Document excerpt:
⟨
Friday, November 17, 2006

Chorus; the song of life

Have you ever attended a course and wondered what the hell you were doing there? Whether it’s a seminar, a training session, or some random healing group, which claims to solve all your life problems by teaching you how to breathe, I’m sure everyone has found themselves in an unplanned environment, during which they frequently wished they could die.

I remember when I was in Eighth Grade we had a required Chorus class, yes it’s as retarded as it sounds. While all the boys were doing fun things in Tech Ed. building shelves and hot air balloons, we were stuck in a class room a kilometer away singing “Mee May Maah Moe Moo”. Yes. Moo. Can you imagine the indignity???! This exercise was supposed to make your vocal chords flexible. Well someone should tell them that…I DON’T PLAN ON ENTERING THROAT GYMNASTICS AT THE OLYMPICS!!! But there we were, with our wig-clad teacher who was sickly excited about the prospect of singing the above mooing in every bloody note on the piano.

AAAAAH!
⟩
Information supplied:
⟨
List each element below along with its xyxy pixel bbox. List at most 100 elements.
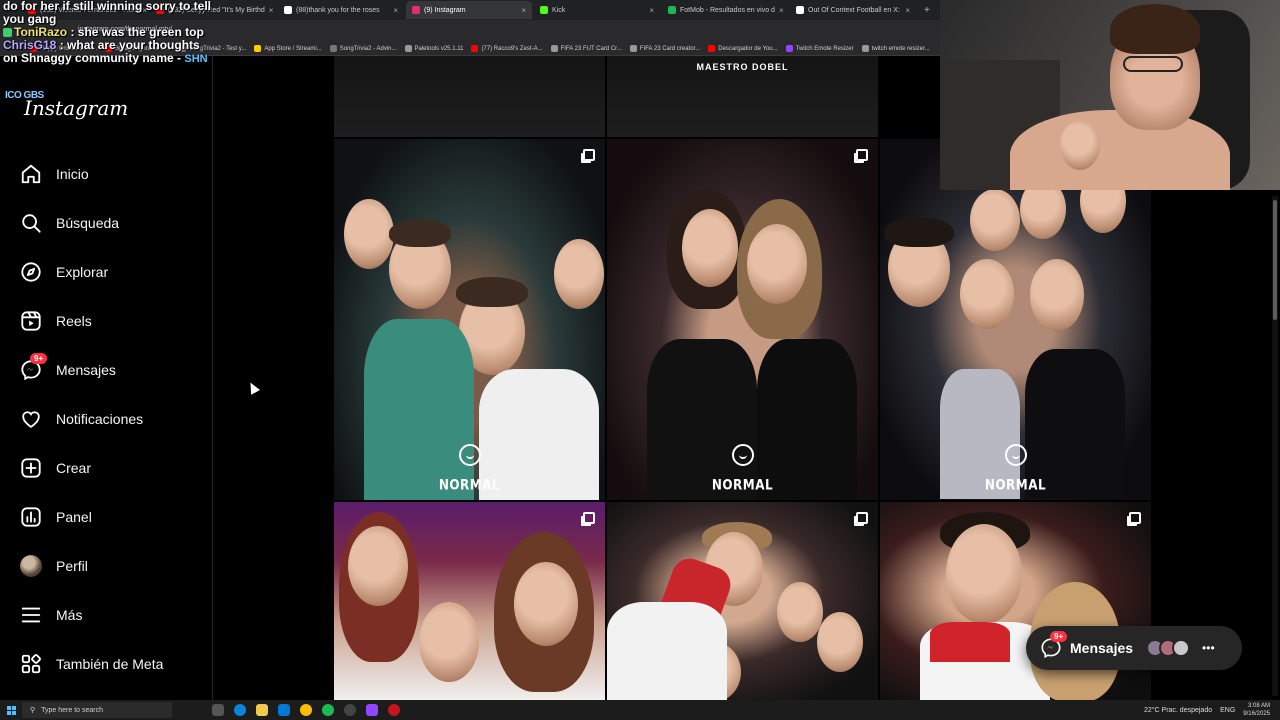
⟩
Written request 1: In the blog post about chorus class, what was the singing exercise supposed to do?
Written request 2: Condense the paragraph of the blog post about chorus class that begins "I remember when I was in Eighth Grade" into two or three sentences, keeping its main facts.
Written request 3: Revise the blog post about chorus class from "I remember when" up to and including "on the piano.", replacing "piano" with "organ".
The lines come from a different source than the blog post about chorus class.

Exercise result 1: It was supposed to make the vocal chords flexible.

Exercise result 2: In Eighth Grade, the writer had to take a required Chorus class while the other boys built shelves and hot air balloons in Tech Ed. The class sang "Mee May Maah Moe Moo," an exercise meant to make the vocal chords flexible. The wig-clad teacher was eager to have them sing it on every note of the piano.

Exercise result 3:
I remember when I was in Eighth Grade we had a required Chorus class, yes it’s as retarded as it sounds. While all the boys were doing fun things in Tech Ed. building shelves and hot air balloons, we were stuck in a class room a kilometer away singing “Mee May Maah Moe Moo”. Yes. Moo. Can you imagine the indignity???! This exercise was supposed to make your vocal chords flexible. Well someone should tell them that…I DON’T PLAN ON ENTERING THROAT GYMNASTICS AT THE OLYMPICS!!! But there we were, with our wig-clad teacher who was sickly excited about the prospect of singing the above mooing in every bloody note on the organ.